:: DATA SHOWN

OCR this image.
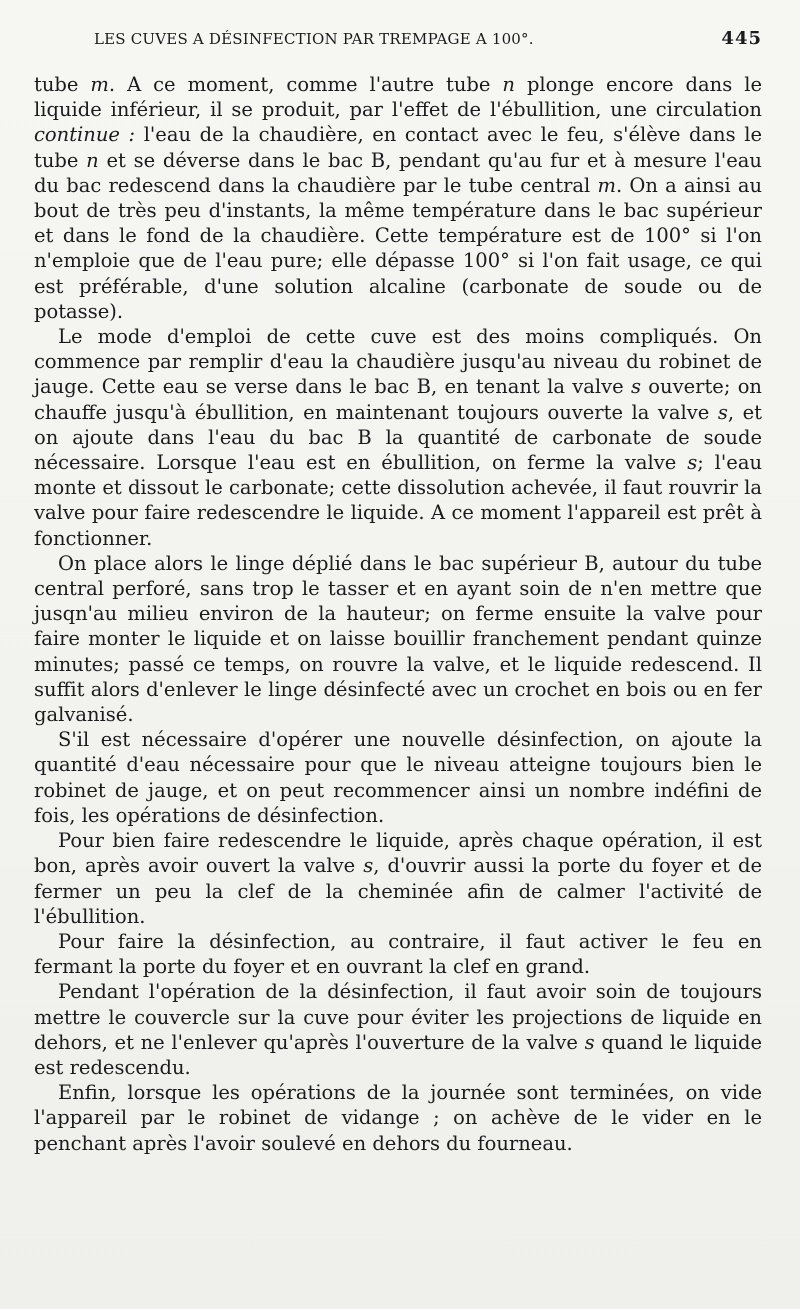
LES CUVES A DÉSINFECTION PAR TREMPAGE A 100°.	445

tube m. A ce moment, comme l'autre tube n plonge encore dans le liquide inférieur, il se produit, par l'effet de l'ébullition, une circulation continue : l'eau de la chaudière, en contact avec le feu, s'élève dans le tube n et se déverse dans le bac B, pendant qu'au fur et à mesure l'eau du bac redescend dans la chaudière par le tube central m. On a ainsi au bout de très peu d'instants, la même température dans le bac supérieur et dans le fond de la chaudière. Cette température est de 100° si l'on n'emploie que de l'eau pure; elle dépasse 100° si l'on fait usage, ce qui est préférable, d'une solution alcaline (carbonate de soude ou de potasse).

Le mode d'emploi de cette cuve est des moins compliqués. On commence par remplir d'eau la chaudière jusqu'au niveau du robinet de jauge. Cette eau se verse dans le bac B, en tenant la valve s ouverte; on chauffe jusqu'à ébullition, en maintenant toujours ouverte la valve s, et on ajoute dans l'eau du bac B la quantité de carbonate de soude nécessaire. Lorsque l'eau est en ébullition, on ferme la valve s; l'eau monte et dissout le carbonate; cette dissolution achevée, il faut rouvrir la valve pour faire redescendre le liquide. A ce moment l'appareil est prêt à fonctionner.

On place alors le linge déplié dans le bac supérieur B, autour du tube central perforé, sans trop le tasser et en ayant soin de n'en mettre que jusqn'au milieu environ de la hauteur; on ferme ensuite la valve pour faire monter le liquide et on laisse bouillir franchement pendant quinze minutes; passé ce temps, on rouvre la valve, et le liquide redescend. Il suffit alors d'enlever le linge désinfecté avec un crochet en bois ou en fer galvanisé.

S'il est nécessaire d'opérer une nouvelle désinfection, on ajoute la quantité d'eau nécessaire pour que le niveau atteigne toujours bien le robinet de jauge, et on peut recommencer ainsi un nombre indéfini de fois, les opérations de désinfection.

Pour bien faire redescendre le liquide, après chaque opération, il est bon, après avoir ouvert la valve s, d'ouvrir aussi la porte du foyer et de fermer un peu la clef de la cheminée afin de calmer l'activité de l'ébullition.

Pour faire la désinfection, au contraire, il faut activer le feu en fermant la porte du foyer et en ouvrant la clef en grand.

Pendant l'opération de la désinfection, il faut avoir soin de toujours mettre le couvercle sur la cuve pour éviter les projections de liquide en dehors, et ne l'enlever qu'après l'ouverture de la valve s quand le liquide est redescendu.

Enfin, lorsque les opérations de la journée sont terminées, on vide l'appareil par le robinet de vidange ; on achève de le vider en le penchant après l'avoir soulevé en dehors du fourneau.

::::

— TO BE DONE —
State only the number of lines in these entries that contain "avec".

— TASK OUTPUT —
2